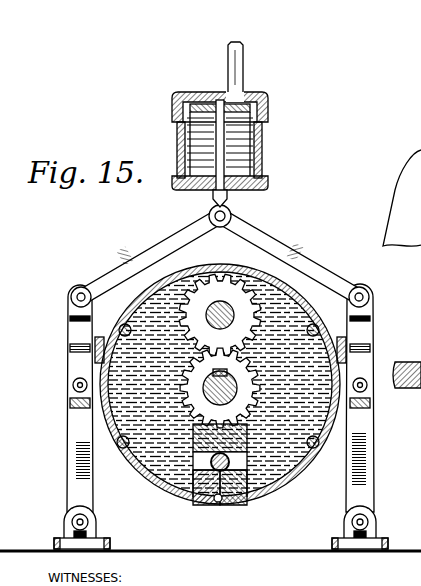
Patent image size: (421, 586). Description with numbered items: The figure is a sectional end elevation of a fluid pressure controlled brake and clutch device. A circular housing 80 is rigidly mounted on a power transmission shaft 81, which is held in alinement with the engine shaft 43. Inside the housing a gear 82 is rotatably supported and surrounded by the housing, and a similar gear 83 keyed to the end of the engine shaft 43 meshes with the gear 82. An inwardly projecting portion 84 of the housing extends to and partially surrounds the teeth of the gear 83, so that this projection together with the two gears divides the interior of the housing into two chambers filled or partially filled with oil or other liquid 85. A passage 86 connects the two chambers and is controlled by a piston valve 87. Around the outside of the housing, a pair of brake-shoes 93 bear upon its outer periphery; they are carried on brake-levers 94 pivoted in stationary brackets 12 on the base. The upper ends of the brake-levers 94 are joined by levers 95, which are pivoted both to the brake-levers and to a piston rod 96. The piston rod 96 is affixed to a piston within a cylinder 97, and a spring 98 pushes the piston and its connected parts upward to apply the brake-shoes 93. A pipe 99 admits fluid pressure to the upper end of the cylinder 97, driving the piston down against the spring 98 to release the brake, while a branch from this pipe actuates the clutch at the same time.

The stationary bracket 12 is at (76, 521).
The engine shaft 43 is at (228, 397).
The circular housing 80 is at (218, 276).
The power transmission shaft 81 is at (406, 355).
The gear 82 is at (292, 289).
The gear 83 is at (192, 410).
The inwardly projecting portion 84 is at (190, 490).
The oil or other liquid 85 is at (322, 334).
The passage 86 is at (254, 500).
The piston valve 87 is at (208, 478).
The brake-shoe 93 is at (90, 402).
The brake-lever 94 is at (77, 448).
The lever 95 is at (110, 266).
The piston rod 96 is at (198, 192).
The cylinder 97 is at (266, 128).
The spring 98 is at (266, 191).
The pipe 99 is at (244, 70).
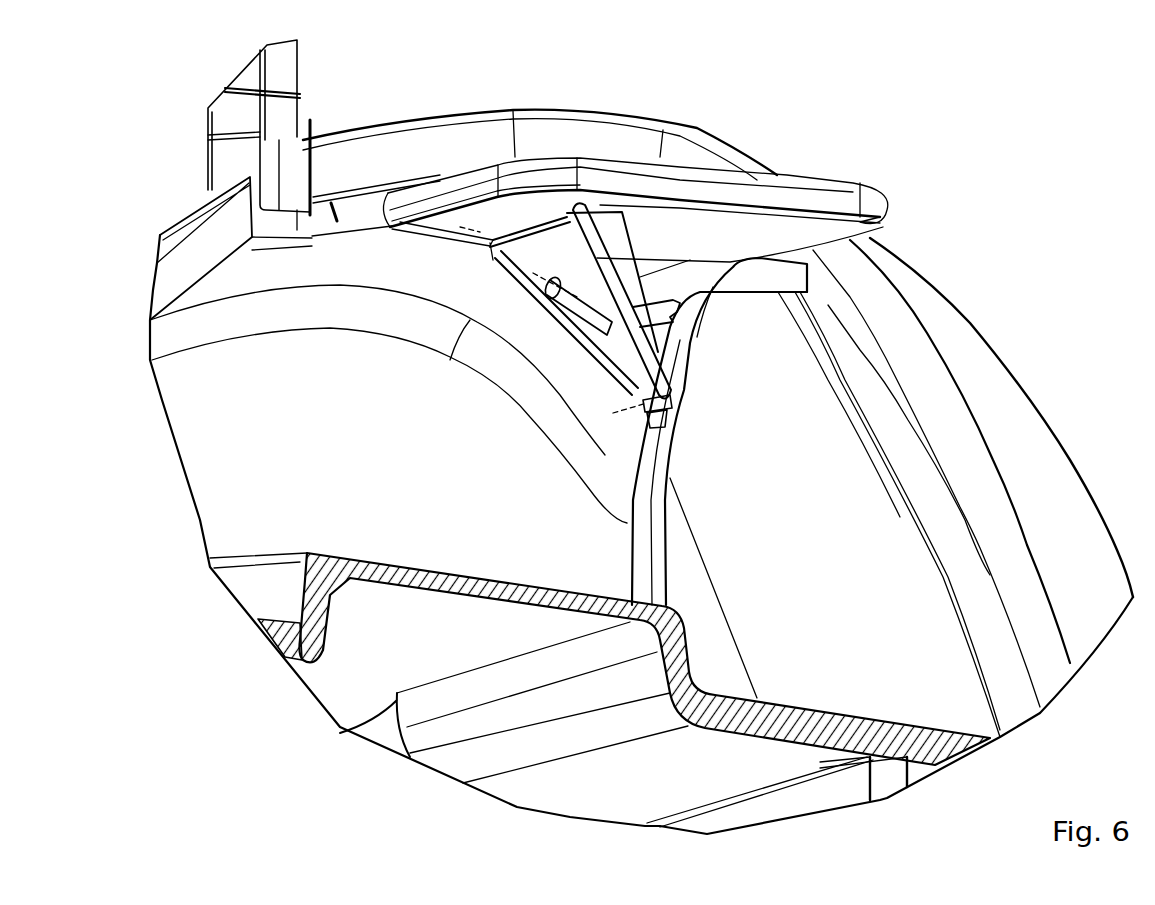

**********

## Instruction
Extract from the listing above every line that contains the word "engine".

## Correct result
Patent image size: (421, 586). Description with numbered items: The figure is a sectional end elevation of a fluid pressure controlled brake and clutch device. A circular housing 80 is rigidly mounted on a power transmission shaft 81, which is held in alinement with the engine shaft 43. Inside the housing a gear 82 is rotatably supported and surrounded by the housing, and a similar gear 83 keyed to the end of the engine shaft 43 meshes with the gear 82. An inwardly projecting portion 84 of the housing extends to and partially surrounds the teeth of the gear 83, so that this projection together with the two gears divides the interior of the housing into two chambers filled or partially filled with oil or other liquid 85. A passage 86 connects the two chambers and is controlled by a piston valve 87. Around the outside of the housing, a pair of brake-shoes 93 bear upon its outer periphery; they are carried on brake-levers 94 pivoted in stationary brackets 12 on the base. The upper ends of the brake-levers 94 are joined by levers 95, which are pivoted both to the brake-levers and to a piston rod 96. The piston rod 96 is affixed to a piston within a cylinder 97, and a spring 98 pushes the piston and its connected parts upward to apply the brake-shoes 93. A pipe 99 admits fluid pressure to the upper end of the cylinder 97, driving the piston down against the spring 98 to release the brake, while a branch from this pipe actuates the clutch at the same time.
The engine shaft 43 is at (228, 397).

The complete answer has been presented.